Read through the records below and copy each line that uses the word "Output".
::: GIVEN RECORDS
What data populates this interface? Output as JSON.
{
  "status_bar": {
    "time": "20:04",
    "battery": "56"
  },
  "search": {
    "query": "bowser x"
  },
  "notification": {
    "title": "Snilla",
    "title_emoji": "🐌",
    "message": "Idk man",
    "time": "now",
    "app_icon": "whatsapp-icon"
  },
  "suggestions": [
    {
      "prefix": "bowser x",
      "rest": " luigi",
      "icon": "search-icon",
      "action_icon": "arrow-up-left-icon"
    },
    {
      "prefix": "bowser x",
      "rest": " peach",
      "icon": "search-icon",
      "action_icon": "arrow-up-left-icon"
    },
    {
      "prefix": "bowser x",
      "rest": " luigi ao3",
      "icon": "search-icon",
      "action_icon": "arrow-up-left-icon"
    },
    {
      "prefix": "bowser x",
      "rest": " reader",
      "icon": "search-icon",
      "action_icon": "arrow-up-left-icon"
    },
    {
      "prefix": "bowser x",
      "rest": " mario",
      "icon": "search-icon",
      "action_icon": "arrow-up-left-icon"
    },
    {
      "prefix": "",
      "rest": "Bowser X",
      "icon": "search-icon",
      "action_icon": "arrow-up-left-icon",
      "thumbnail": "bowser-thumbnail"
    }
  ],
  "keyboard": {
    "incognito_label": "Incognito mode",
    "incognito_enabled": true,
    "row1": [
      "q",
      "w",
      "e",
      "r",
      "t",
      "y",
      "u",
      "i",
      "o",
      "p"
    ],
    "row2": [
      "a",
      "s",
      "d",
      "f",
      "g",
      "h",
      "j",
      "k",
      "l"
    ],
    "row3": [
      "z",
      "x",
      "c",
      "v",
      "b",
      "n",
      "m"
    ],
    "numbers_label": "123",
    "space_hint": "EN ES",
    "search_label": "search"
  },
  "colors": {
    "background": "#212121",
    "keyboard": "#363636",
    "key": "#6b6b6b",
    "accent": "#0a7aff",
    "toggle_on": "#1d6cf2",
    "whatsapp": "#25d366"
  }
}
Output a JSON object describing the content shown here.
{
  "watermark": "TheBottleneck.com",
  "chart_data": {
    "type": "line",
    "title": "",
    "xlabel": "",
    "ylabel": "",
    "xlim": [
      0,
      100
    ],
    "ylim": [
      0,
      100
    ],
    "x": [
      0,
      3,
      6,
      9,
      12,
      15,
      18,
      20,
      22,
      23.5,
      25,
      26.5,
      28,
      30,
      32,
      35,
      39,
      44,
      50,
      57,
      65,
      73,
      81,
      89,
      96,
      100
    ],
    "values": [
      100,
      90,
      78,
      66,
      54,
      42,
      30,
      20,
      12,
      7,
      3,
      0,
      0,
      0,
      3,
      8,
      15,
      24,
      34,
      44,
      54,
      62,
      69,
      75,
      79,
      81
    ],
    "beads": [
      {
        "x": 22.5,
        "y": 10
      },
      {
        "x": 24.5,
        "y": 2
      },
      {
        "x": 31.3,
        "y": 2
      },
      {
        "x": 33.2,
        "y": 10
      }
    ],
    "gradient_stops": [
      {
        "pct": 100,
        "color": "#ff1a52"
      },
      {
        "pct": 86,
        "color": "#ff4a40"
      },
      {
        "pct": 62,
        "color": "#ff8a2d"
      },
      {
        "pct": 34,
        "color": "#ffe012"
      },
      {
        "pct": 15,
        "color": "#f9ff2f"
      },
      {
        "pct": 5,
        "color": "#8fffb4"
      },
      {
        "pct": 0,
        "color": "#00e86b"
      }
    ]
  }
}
::::::
EXERCISE SOLUTION |
What data populates this interface? Output as JSON.
Output a JSON object describing the content shown here.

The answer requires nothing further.